Brief
Are you able to quote each entry exactly as written?

Listed entries
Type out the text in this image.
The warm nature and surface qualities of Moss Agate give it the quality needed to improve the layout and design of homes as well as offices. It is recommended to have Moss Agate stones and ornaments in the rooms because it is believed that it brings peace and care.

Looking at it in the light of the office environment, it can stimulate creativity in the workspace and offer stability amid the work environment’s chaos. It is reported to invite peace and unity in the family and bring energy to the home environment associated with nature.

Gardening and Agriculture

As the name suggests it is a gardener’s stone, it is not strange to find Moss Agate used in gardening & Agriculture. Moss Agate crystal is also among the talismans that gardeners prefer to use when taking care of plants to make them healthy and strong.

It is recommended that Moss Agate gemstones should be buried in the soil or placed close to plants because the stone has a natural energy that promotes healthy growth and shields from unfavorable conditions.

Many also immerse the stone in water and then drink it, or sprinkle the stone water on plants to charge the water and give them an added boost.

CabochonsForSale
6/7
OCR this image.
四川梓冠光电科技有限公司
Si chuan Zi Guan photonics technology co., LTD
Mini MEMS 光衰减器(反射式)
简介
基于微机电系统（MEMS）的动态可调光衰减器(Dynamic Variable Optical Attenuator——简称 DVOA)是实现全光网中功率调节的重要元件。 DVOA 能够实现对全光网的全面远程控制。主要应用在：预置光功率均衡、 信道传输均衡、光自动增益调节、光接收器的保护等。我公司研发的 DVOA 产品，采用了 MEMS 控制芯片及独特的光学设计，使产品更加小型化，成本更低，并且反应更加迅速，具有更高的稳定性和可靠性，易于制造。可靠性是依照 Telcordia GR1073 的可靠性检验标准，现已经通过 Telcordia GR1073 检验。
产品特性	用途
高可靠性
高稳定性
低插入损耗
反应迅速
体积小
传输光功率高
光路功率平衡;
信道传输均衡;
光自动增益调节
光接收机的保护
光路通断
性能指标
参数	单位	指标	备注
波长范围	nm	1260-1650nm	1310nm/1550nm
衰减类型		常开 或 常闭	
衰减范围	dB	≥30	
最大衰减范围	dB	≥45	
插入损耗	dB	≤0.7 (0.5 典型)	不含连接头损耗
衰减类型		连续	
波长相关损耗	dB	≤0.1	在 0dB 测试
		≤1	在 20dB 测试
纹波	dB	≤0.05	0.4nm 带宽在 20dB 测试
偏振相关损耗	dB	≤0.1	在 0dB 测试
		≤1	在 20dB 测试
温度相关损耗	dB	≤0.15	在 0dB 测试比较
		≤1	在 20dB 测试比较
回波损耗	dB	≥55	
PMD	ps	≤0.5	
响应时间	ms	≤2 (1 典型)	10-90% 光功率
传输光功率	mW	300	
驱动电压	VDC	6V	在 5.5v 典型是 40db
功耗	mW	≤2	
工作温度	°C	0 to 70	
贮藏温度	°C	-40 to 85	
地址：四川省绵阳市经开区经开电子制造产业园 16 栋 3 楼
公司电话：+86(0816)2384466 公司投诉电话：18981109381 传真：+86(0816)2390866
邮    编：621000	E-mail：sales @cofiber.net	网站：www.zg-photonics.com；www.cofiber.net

Solution
Type out the text in this image.
The warm nature and surface qualities of Moss Agate give it the quality needed to improve the layout and design of homes as well as offices. It is recommended to have Moss Agate stones and ornaments in the rooms because it is believed that it brings peace and care.

Looking at it in the light of the office environment, it can stimulate creativity in the workspace and offer stability amid the work environment’s chaos. It is reported to invite peace and unity in the family and bring energy to the home environment associated with nature.

Gardening and Agriculture

As the name suggests it is a gardener’s stone, it is not strange to find Moss Agate used in gardening & Agriculture. Moss Agate crystal is also among the talismans that gardeners prefer to use when taking care of plants to make them healthy and strong.

It is recommended that Moss Agate gemstones should be buried in the soil or placed close to plants because the stone has a natural energy that promotes healthy growth and shields from unfavorable conditions.

Many also immerse the stone in water and then drink it, or sprinkle the stone water on plants to charge the water and give them an added boost.

CabochonsForSale
6/7
OCR this image.
四川梓冠光电科技有限公司
Si chuan Zi Guan photonics technology co., LTD
Mini MEMS 光衰减器(反射式)
简介
基于微机电系统（MEMS）的动态可调光衰减器(Dynamic Variable Optical Attenuator——简称 DVOA)是实现全光网中功率调节的重要元件。 DVOA 能够实现对全光网的全面远程控制。主要应用在：预置光功率均衡、 信道传输均衡、光自动增益调节、光接收器的保护等。我公司研发的 DVOA 产品，采用了 MEMS 控制芯片及独特的光学设计，使产品更加小型化，成本更低，并且反应更加迅速，具有更高的稳定性和可靠性，易于制造。可靠性是依照 Telcordia GR1073 的可靠性检验标准，现已经通过 Telcordia GR1073 检验。
产品特性	用途
高可靠性
高稳定性
低插入损耗
反应迅速
体积小
传输光功率高
光路功率平衡;
信道传输均衡;
光自动增益调节
光接收机的保护
光路通断
性能指标
参数	单位	指标	备注
波长范围	nm	1260-1650nm	1310nm/1550nm
衰减类型		常开 或 常闭	
衰减范围	dB	≥30	
最大衰减范围	dB	≥45	
插入损耗	dB	≤0.7 (0.5 典型)	不含连接头损耗
衰减类型		连续	
波长相关损耗	dB	≤0.1	在 0dB 测试
		≤1	在 20dB 测试
纹波	dB	≤0.05	0.4nm 带宽在 20dB 测试
偏振相关损耗	dB	≤0.1	在 0dB 测试
		≤1	在 20dB 测试
温度相关损耗	dB	≤0.15	在 0dB 测试比较
		≤1	在 20dB 测试比较
回波损耗	dB	≥55	
PMD	ps	≤0.5	
响应时间	ms	≤2 (1 典型)	10-90% 光功率
传输光功率	mW	300	
驱动电压	VDC	6V	在 5.5v 典型是 40db
功耗	mW	≤2	
工作温度	°C	0 to 70	
贮藏温度	°C	-40 to 85	
地址：四川省绵阳市经开区经开电子制造产业园 16 栋 3 楼
公司电话：+86(0816)2384466 公司投诉电话：18981109381 传真：+86(0816)2390866
邮    编：621000	E-mail：sales @cofiber.net	网站：www.zg-photonics.com；www.cofiber.net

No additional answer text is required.